## 原文摘錄

****************

# 準備資料集

In [1]:
import numpy as np

# XOR 問題的輸入資料
x_data = np.array([
    [0, 0],
    [0, 1],
    [1, 0],
    [1, 1]
])

# XOR 的標籤
y_data = np.array([0, 1, 1, 0])

# 建立模型

In [2]:
class MLP:
    def __init__(self, input_size, hidden_size, output_size, learning_rate=0.1):
        # 初始化第一層的權重與偏差（輸入層 -> 隱藏層）
        self.w1 = np.random.randn(input_size, hidden_size)
        self.b1 = np.random.randn(hidden_size)
        # 初始化第二層的權重與偏差（隱藏層 -> 輸出層）
        self.w2 = np.random.randn(hidden_size, output_size)
        self.b2 = np.random.randn(output_size)

        # 設定學習率
        self.lr = learning_rate

    def softmax(self, z):
        exp_z = np.exp(z - np.max(z, axis=1, keepdims=True)) # 避免指數爆炸
        return exp_z / np.sum(exp_z, axis=1, keepdims=True)  # Softmax 函數，轉換為機率分佈（公式2.4）

    def forward(self, x, y=None):
        # 前向傳播：輸入層 -> 隱藏層（公式2.1）
        z1 = np.dot(x, self.w1) + self.b1

        # 使用 ReLU 激活函數（公式2.2）
        a1 = np.maximum(0, z1)

        # 隱藏層 -> 輸出層（公式2.3）
        z2 = np.dot(a1, self.w2) + self.b2

        # 輸出使用 softmax 激活函數轉為機率（公式2.4）
        y_hat = self.softmax(z2)
        
        # one-hot 編碼
        y_onehot = np.zeros_like(y_hat)

****************

## 作答說明
1 – 請列出這段程式碼中，MLP 類別的 __init__ 方法所設定的全部 self 屬性。
2 – 根據這段程式碼，分別回答下列問題：
(a) y_data 中的標籤依序是哪些數值？
(b) learning_rate 參數的預設值是多少？
(c) 隱藏層採用哪一種激活函數？
3 – 請將這段程式碼中從 "# 隱藏層 -> 輸出層（公式2.3）" 一直到 "y_onehot = np.zeros_like(y_hat)" 的全部內容逐字重打一遍。

## 資料列表
****************

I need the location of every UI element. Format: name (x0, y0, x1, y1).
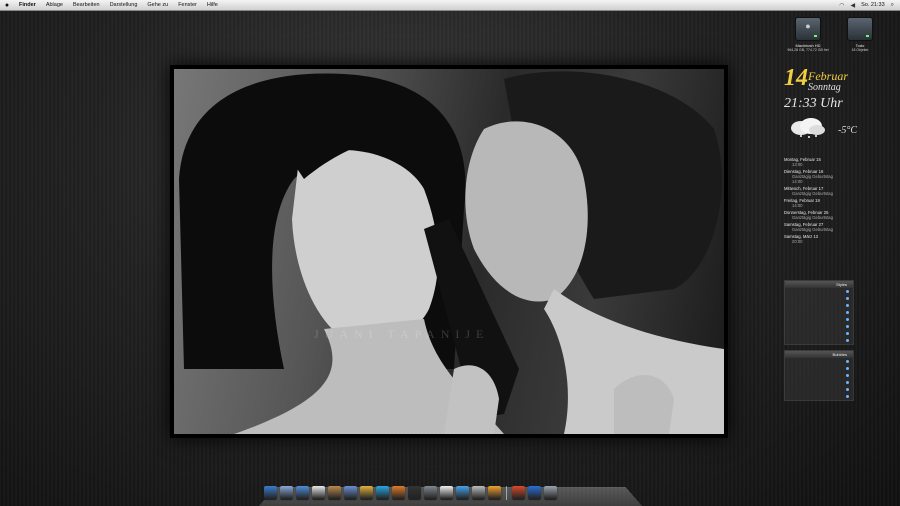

****************

## 參考答案
1 – self.w1、self.b1、self.w2、self.b2、self.lr

2 –
(a) 0、1、1、0
(b) 0.1
(c) ReLU

3 –
# 隱藏層 -> 輸出層（公式2.3）
        z2 = np.dot(a1, self.w2) + self.b2

        # 輸出使用 softmax 激活函數轉為機率（公式2.4）
        y_hat = self.softmax(z2)
        
        # one-hot 編碼
        y_onehot = np.zeros_like(y_hat)